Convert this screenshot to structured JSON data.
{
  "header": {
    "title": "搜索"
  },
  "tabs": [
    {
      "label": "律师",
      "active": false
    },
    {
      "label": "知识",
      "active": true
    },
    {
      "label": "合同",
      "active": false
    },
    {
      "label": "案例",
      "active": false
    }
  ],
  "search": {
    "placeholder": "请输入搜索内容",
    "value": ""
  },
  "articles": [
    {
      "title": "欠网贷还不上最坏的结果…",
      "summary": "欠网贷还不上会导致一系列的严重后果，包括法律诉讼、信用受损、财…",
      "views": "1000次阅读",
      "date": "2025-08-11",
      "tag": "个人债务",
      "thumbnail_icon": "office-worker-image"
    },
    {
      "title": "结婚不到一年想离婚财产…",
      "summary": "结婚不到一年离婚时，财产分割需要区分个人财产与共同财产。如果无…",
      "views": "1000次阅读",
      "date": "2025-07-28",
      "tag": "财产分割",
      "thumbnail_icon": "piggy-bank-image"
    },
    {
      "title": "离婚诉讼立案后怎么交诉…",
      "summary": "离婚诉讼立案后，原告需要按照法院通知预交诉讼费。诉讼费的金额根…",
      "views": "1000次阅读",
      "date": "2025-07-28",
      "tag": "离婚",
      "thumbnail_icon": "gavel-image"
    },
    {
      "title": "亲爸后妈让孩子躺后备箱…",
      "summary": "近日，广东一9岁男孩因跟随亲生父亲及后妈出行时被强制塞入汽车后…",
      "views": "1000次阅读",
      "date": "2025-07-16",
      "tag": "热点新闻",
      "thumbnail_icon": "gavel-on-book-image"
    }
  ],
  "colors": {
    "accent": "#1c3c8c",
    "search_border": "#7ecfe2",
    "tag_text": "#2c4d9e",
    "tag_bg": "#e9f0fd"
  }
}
····················
**Task requirements:**
Take the listing above and set it down exactly.

**Response to this exercise:**
Convert this screenshot to structured JSON data.
{
  "header": {
    "title": "搜索"
  },
  "tabs": [
    {
      "label": "律师",
      "active": false
    },
    {
      "label": "知识",
      "active": true
    },
    {
      "label": "合同",
      "active": false
    },
    {
      "label": "案例",
      "active": false
    }
  ],
  "search": {
    "placeholder": "请输入搜索内容",
    "value": ""
  },
  "articles": [
    {
      "title": "欠网贷还不上最坏的结果…",
      "summary": "欠网贷还不上会导致一系列的严重后果，包括法律诉讼、信用受损、财…",
      "views": "1000次阅读",
      "date": "2025-08-11",
      "tag": "个人债务",
      "thumbnail_icon": "office-worker-image"
    },
    {
      "title": "结婚不到一年想离婚财产…",
      "summary": "结婚不到一年离婚时，财产分割需要区分个人财产与共同财产。如果无…",
      "views": "1000次阅读",
      "date": "2025-07-28",
      "tag": "财产分割",
      "thumbnail_icon": "piggy-bank-image"
    },
    {
      "title": "离婚诉讼立案后怎么交诉…",
      "summary": "离婚诉讼立案后，原告需要按照法院通知预交诉讼费。诉讼费的金额根…",
      "views": "1000次阅读",
      "date": "2025-07-28",
      "tag": "离婚",
      "thumbnail_icon": "gavel-image"
    },
    {
      "title": "亲爸后妈让孩子躺后备箱…",
      "summary": "近日，广东一9岁男孩因跟随亲生父亲及后妈出行时被强制塞入汽车后…",
      "views": "1000次阅读",
      "date": "2025-07-16",
      "tag": "热点新闻",
      "thumbnail_icon": "gavel-on-book-image"
    }
  ],
  "colors": {
    "accent": "#1c3c8c",
    "search_border": "#7ecfe2",
    "tag_text": "#2c4d9e",
    "tag_bg": "#e9f0fd"
  }
}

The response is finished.